- _What is asked_
Show each line of the listing below that contains the string "Stock", copying the lines in full. The match is case-sensitive.

(Element location data)
## BEGIN

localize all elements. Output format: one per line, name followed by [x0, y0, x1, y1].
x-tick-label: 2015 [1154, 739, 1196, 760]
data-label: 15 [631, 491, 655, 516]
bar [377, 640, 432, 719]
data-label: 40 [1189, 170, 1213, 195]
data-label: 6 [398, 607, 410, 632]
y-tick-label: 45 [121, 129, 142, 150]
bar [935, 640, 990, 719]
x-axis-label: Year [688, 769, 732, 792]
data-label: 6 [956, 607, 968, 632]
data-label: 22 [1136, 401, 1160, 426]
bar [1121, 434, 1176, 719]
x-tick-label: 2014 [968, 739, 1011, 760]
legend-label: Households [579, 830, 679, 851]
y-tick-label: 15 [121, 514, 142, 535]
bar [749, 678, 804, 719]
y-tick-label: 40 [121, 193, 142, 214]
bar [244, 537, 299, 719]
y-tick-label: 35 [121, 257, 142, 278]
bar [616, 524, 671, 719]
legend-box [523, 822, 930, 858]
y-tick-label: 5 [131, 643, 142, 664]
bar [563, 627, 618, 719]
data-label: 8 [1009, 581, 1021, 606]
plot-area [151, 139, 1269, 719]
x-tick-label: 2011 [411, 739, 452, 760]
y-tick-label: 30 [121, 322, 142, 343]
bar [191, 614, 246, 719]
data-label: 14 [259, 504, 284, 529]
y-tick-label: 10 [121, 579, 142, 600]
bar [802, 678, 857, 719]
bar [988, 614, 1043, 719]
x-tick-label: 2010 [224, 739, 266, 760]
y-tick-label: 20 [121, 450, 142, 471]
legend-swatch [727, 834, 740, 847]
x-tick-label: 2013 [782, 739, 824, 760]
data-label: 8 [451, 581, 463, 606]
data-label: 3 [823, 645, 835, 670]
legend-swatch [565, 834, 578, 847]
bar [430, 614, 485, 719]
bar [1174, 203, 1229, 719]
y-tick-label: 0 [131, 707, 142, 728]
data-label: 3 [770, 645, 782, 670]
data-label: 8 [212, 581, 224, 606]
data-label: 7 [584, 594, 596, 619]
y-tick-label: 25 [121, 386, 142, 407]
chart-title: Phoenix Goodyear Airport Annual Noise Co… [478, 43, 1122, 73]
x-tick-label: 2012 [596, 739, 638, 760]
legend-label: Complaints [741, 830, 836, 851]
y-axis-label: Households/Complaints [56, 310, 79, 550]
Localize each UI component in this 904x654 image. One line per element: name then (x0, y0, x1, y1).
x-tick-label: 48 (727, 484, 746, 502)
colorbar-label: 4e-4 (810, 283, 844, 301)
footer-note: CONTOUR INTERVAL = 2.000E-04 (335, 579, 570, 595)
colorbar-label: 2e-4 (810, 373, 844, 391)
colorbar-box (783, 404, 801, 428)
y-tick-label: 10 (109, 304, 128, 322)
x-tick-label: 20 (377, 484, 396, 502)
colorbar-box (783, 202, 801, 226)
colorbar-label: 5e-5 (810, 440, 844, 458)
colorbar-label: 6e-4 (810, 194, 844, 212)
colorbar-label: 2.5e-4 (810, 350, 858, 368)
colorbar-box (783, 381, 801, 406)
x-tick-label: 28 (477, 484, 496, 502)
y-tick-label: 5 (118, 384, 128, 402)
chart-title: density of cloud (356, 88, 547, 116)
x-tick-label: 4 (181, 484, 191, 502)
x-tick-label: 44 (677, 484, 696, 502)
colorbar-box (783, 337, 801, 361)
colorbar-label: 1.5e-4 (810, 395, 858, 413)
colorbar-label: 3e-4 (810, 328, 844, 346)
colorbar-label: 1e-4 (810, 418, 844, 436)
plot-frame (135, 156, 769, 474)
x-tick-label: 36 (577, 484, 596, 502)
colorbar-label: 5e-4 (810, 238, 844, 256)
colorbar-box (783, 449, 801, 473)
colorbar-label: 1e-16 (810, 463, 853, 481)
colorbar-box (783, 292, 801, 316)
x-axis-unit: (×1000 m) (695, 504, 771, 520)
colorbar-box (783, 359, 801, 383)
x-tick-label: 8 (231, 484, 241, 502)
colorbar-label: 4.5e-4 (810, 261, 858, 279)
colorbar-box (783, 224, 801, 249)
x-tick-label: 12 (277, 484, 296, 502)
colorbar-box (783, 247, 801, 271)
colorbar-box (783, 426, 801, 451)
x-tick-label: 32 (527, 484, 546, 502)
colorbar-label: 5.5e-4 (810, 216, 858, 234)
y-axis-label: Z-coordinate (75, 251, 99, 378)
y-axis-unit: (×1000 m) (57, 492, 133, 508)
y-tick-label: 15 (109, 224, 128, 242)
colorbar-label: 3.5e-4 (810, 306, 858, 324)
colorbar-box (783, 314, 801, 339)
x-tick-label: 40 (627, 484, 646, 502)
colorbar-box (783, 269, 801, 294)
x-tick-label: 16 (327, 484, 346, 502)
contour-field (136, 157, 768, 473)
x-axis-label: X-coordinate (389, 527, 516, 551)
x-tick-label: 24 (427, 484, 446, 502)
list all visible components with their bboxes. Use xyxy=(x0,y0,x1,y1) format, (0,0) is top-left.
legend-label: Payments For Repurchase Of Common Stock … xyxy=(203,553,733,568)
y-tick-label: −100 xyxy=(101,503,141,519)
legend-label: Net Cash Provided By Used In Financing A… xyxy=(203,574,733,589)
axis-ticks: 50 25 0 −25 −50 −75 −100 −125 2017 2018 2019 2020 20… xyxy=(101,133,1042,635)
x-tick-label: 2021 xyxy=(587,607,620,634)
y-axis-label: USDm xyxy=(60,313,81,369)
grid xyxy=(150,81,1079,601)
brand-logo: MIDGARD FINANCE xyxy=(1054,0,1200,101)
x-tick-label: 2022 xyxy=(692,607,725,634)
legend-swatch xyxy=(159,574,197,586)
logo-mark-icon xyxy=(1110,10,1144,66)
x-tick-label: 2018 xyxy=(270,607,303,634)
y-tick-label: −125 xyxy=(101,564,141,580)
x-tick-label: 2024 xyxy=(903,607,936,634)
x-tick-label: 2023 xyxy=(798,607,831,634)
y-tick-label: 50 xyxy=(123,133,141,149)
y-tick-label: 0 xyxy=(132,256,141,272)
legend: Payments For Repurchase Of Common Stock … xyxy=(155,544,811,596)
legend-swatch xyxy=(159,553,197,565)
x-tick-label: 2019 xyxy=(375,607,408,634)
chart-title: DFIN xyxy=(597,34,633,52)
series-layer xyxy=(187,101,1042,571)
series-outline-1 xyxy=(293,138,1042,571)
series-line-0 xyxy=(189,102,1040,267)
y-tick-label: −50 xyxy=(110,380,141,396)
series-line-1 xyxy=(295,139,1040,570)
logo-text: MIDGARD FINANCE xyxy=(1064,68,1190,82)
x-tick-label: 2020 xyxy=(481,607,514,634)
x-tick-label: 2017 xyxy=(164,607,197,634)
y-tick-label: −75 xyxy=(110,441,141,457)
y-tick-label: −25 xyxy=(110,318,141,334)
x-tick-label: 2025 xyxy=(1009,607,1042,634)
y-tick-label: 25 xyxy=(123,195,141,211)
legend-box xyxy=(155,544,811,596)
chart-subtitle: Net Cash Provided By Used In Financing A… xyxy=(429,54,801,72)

## END

- _Answer to this problem_
legend-label: Payments For Repurchase Of Common Stock … xyxy=(203,553,733,568)
legend: Payments For Repurchase Of Common Stock … xyxy=(155,544,811,596)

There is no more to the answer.